▸ What is needed: Reproduce the records exactly.

[Stored data entries]

+---+

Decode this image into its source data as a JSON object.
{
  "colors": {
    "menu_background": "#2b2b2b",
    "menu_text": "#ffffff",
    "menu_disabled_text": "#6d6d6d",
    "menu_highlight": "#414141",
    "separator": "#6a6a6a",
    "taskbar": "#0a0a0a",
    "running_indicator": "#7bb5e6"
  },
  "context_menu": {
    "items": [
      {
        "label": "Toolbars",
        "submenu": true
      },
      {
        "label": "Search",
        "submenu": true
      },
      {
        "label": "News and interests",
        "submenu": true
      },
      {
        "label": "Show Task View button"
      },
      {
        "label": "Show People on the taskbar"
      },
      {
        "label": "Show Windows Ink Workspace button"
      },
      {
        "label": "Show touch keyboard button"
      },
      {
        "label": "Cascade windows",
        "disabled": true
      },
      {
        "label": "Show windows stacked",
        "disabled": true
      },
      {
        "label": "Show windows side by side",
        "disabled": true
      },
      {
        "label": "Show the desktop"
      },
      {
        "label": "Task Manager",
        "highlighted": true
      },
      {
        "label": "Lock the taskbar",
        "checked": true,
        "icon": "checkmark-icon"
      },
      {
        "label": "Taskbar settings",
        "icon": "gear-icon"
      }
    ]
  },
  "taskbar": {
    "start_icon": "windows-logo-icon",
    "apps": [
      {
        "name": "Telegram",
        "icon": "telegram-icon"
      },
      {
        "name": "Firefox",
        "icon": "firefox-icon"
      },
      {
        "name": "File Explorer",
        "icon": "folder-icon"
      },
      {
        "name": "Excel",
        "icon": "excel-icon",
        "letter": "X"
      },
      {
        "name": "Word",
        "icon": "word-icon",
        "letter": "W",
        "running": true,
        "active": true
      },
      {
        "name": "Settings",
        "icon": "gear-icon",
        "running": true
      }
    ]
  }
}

+---+

▸ Completed task:
Decode this image into its source data as a JSON object.
{
  "colors": {
    "menu_background": "#2b2b2b",
    "menu_text": "#ffffff",
    "menu_disabled_text": "#6d6d6d",
    "menu_highlight": "#414141",
    "separator": "#6a6a6a",
    "taskbar": "#0a0a0a",
    "running_indicator": "#7bb5e6"
  },
  "context_menu": {
    "items": [
      {
        "label": "Toolbars",
        "submenu": true
      },
      {
        "label": "Search",
        "submenu": true
      },
      {
        "label": "News and interests",
        "submenu": true
      },
      {
        "label": "Show Task View button"
      },
      {
        "label": "Show People on the taskbar"
      },
      {
        "label": "Show Windows Ink Workspace button"
      },
      {
        "label": "Show touch keyboard button"
      },
      {
        "label": "Cascade windows",
        "disabled": true
      },
      {
        "label": "Show windows stacked",
        "disabled": true
      },
      {
        "label": "Show windows side by side",
        "disabled": true
      },
      {
        "label": "Show the desktop"
      },
      {
        "label": "Task Manager",
        "highlighted": true
      },
      {
        "label": "Lock the taskbar",
        "checked": true,
        "icon": "checkmark-icon"
      },
      {
        "label": "Taskbar settings",
        "icon": "gear-icon"
      }
    ]
  },
  "taskbar": {
    "start_icon": "windows-logo-icon",
    "apps": [
      {
        "name": "Telegram",
        "icon": "telegram-icon"
      },
      {
        "name": "Firefox",
        "icon": "firefox-icon"
      },
      {
        "name": "File Explorer",
        "icon": "folder-icon"
      },
      {
        "name": "Excel",
        "icon": "excel-icon",
        "letter": "X"
      },
      {
        "name": "Word",
        "icon": "word-icon",
        "letter": "W",
        "running": true,
        "active": true
      },
      {
        "name": "Settings",
        "icon": "gear-icon",
        "running": true
      }
    ]
  }
}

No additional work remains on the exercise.